Brief: Every line that contains the word "icon" should be copied.

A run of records
-----

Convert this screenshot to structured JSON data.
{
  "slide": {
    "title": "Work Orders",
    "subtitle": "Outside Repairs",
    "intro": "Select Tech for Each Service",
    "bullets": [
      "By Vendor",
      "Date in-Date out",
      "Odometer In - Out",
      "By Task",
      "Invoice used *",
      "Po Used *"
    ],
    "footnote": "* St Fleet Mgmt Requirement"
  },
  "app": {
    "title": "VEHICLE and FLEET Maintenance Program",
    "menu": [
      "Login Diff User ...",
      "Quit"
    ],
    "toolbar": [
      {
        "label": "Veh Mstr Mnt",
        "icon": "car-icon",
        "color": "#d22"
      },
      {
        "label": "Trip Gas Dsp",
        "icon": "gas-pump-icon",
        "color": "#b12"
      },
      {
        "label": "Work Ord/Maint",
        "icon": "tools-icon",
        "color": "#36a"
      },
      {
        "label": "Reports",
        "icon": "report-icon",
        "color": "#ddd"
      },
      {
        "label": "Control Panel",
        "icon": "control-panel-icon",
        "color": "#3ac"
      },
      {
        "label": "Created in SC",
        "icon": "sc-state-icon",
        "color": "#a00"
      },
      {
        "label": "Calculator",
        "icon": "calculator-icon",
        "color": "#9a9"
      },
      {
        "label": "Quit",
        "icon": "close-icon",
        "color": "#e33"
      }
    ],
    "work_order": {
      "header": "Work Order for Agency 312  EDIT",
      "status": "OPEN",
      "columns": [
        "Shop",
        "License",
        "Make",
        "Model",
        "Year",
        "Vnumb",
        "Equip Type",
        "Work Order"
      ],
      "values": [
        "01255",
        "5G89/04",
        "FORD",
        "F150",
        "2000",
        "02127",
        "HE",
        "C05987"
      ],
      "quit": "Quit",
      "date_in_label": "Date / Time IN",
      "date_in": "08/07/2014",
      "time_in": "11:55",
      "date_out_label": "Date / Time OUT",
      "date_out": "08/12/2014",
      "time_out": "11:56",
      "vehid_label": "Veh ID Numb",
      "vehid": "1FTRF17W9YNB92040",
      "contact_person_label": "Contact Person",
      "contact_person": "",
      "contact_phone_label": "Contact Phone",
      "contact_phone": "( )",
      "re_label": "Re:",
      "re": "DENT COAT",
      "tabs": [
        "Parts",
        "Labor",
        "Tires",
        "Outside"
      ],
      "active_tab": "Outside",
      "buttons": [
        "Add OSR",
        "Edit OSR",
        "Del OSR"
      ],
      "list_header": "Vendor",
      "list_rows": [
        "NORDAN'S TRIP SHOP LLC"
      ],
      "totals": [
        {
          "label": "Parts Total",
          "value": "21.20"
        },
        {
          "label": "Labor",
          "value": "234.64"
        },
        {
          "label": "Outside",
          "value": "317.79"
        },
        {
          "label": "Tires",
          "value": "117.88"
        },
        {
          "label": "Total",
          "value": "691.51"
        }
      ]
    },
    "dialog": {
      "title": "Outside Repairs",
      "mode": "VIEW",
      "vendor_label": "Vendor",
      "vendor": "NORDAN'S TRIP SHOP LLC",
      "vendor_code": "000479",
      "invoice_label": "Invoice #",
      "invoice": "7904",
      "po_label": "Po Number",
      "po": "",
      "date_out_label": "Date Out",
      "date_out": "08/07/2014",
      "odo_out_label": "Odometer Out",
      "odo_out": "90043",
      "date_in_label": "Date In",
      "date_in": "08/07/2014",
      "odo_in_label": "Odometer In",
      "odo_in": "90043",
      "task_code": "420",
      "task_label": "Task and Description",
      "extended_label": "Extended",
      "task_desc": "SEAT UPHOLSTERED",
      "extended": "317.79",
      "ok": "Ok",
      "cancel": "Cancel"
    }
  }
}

-----

Expected answer:
        "icon": "car-icon",
        "icon": "gas-pump-icon",
        "icon": "tools-icon",
        "icon": "report-icon",
        "icon": "control-panel-icon",
        "icon": "sc-state-icon",
        "icon": "calculator-icon",
        "icon": "close-icon",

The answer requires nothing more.